# EXERCISE DIRECTIONS
Return a copy of each line that holds the string "nuovi".

Saved entries:
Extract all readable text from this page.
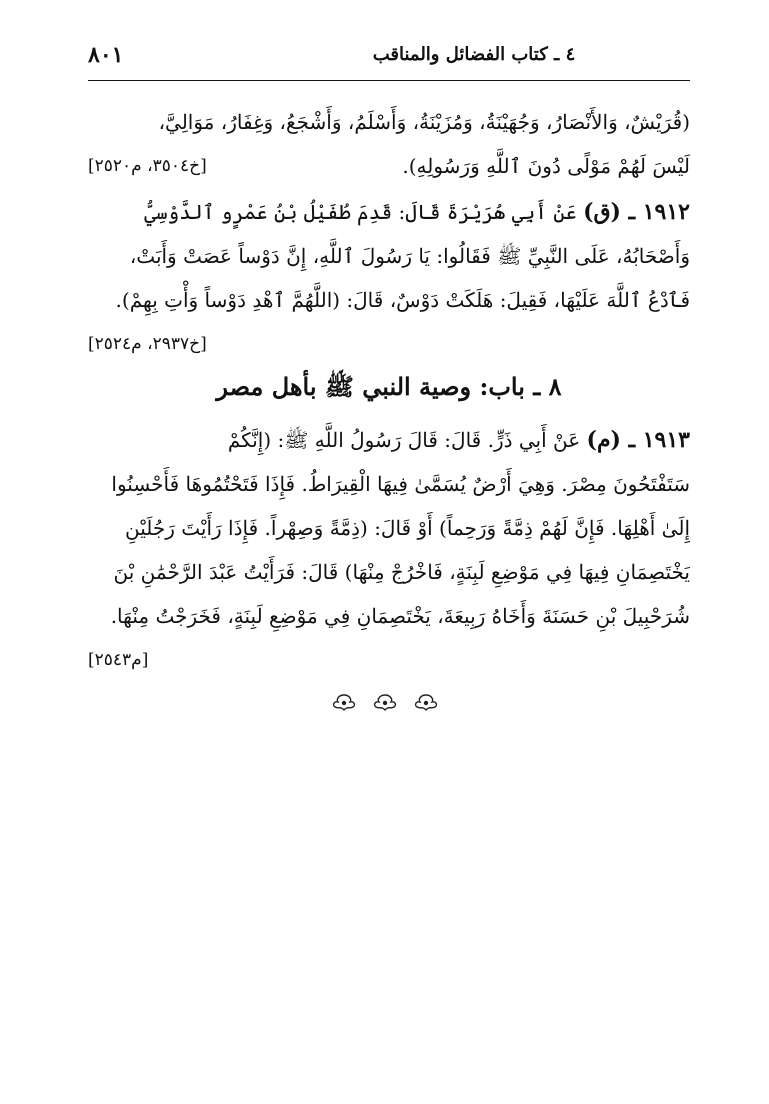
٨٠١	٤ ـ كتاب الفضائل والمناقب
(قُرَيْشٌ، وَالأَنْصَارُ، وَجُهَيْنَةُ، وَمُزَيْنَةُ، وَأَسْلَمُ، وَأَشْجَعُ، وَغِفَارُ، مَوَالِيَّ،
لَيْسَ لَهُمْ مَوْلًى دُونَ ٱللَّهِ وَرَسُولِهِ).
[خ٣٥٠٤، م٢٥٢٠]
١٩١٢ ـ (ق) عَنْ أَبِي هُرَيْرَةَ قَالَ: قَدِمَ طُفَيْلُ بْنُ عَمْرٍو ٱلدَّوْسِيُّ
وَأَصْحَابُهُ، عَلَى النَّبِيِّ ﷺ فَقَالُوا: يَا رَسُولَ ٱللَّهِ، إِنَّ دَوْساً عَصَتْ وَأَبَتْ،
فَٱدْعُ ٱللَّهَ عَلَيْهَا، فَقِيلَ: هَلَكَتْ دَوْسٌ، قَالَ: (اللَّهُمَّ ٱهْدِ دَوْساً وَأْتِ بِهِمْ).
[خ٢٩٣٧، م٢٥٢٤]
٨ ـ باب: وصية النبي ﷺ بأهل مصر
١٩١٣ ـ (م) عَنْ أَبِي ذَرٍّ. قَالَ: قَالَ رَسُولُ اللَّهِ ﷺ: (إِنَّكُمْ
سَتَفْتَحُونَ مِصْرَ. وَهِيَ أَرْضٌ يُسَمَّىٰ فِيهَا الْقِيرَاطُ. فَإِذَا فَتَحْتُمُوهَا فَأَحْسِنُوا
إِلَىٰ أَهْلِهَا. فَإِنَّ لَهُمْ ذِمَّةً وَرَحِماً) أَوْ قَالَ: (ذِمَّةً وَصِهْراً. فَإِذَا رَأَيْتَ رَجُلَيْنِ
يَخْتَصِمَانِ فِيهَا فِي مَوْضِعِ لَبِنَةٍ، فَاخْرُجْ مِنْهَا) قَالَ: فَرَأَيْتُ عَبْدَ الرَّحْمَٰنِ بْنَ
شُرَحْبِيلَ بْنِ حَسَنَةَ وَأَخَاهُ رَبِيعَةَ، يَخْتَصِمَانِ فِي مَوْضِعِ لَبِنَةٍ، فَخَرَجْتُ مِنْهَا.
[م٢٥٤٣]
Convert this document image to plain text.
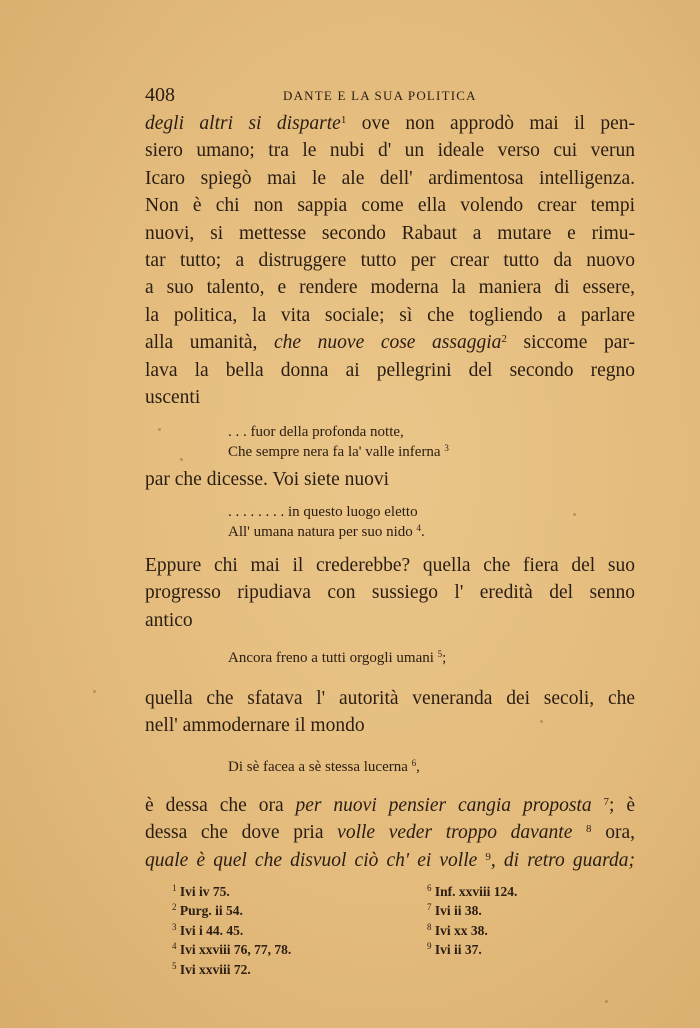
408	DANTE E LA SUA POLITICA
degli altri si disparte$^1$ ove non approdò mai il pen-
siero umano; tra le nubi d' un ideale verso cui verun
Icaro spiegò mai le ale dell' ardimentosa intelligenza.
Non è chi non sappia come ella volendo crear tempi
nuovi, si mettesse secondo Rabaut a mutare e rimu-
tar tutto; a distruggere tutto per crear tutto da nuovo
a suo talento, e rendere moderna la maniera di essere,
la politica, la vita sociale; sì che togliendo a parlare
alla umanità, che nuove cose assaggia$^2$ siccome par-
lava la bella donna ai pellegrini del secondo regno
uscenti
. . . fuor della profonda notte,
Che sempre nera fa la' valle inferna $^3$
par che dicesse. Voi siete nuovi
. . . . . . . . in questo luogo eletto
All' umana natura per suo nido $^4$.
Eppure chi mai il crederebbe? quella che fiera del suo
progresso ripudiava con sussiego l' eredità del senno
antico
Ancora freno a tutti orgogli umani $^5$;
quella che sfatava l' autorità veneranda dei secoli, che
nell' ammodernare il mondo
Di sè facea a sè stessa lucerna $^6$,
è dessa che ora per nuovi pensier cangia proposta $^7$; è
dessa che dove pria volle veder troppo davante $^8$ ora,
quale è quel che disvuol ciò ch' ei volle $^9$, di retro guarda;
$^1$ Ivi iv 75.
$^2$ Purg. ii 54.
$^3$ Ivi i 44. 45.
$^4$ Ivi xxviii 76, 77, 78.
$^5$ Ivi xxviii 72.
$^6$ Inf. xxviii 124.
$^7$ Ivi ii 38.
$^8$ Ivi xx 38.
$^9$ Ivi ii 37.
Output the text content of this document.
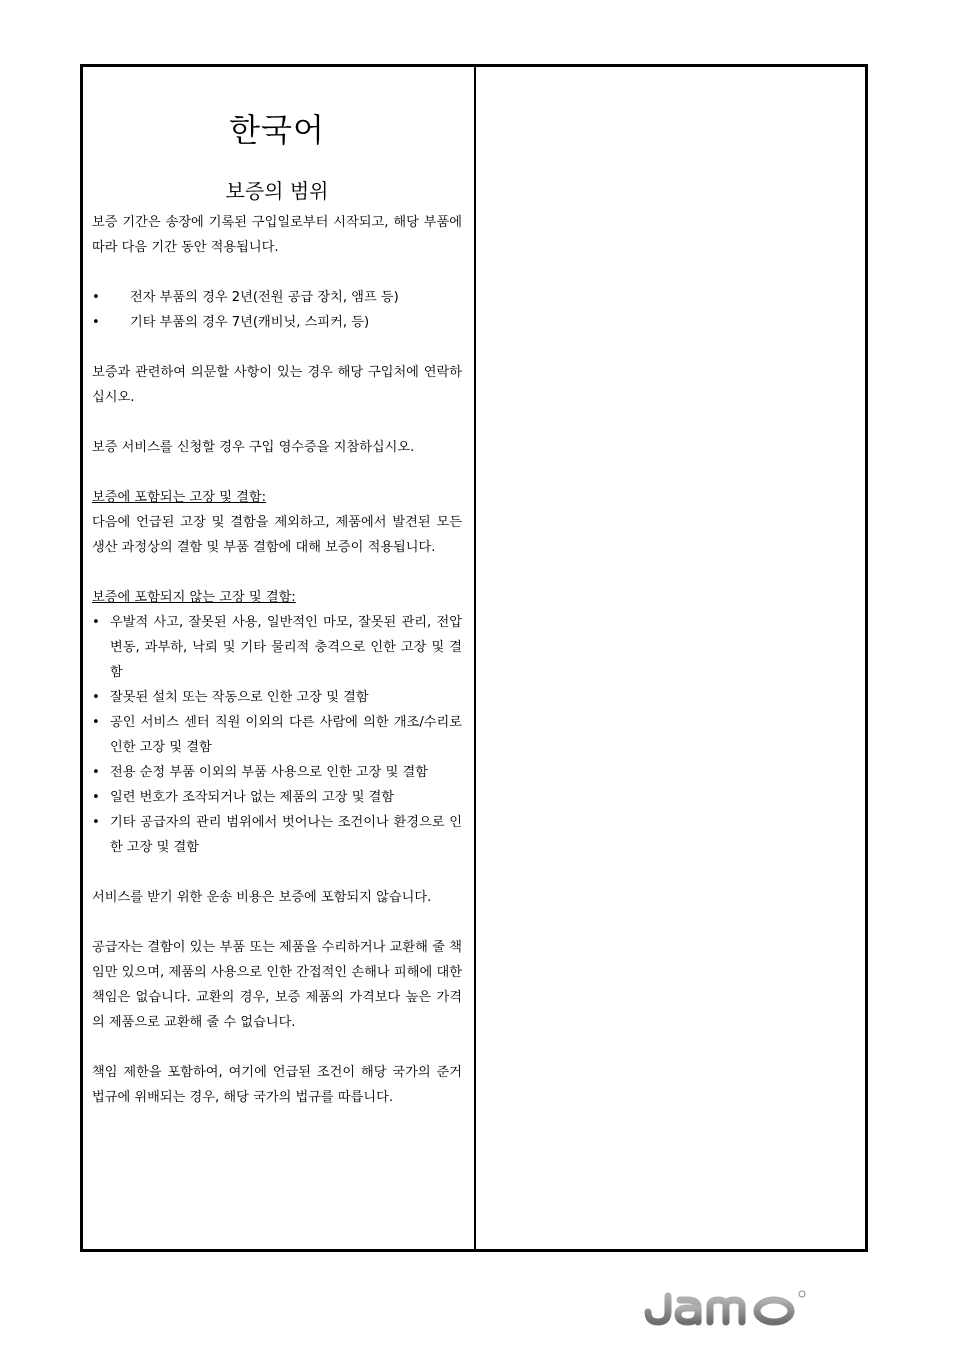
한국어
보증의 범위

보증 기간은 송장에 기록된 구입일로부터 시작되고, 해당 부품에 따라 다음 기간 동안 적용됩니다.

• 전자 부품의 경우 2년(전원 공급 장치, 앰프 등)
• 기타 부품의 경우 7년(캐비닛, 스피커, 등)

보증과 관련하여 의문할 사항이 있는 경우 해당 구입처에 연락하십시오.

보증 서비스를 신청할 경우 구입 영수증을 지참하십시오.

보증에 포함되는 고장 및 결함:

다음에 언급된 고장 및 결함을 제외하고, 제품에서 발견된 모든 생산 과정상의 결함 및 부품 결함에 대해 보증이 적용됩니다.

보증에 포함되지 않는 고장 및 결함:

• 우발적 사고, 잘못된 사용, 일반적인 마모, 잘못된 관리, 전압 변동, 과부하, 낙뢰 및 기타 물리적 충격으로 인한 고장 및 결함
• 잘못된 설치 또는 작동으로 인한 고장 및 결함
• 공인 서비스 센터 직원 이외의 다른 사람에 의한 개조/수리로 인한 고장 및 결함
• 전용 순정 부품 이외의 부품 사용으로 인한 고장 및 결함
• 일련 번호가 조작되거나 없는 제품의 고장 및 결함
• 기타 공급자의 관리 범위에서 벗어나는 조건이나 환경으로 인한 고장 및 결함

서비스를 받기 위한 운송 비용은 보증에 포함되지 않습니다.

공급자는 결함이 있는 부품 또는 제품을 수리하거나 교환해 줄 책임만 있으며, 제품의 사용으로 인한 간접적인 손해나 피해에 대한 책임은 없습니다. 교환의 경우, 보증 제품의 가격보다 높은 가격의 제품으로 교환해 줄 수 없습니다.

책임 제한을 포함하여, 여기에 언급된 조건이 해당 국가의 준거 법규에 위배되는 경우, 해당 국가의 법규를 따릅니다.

# RESULT OF THIS TASK
nuovi, si mettesse secondo Rabaut a mutare e rimu-
par che dicesse. Voi siete nuovi
è dessa che ora per nuovi pensier cangia proposta $^7$; è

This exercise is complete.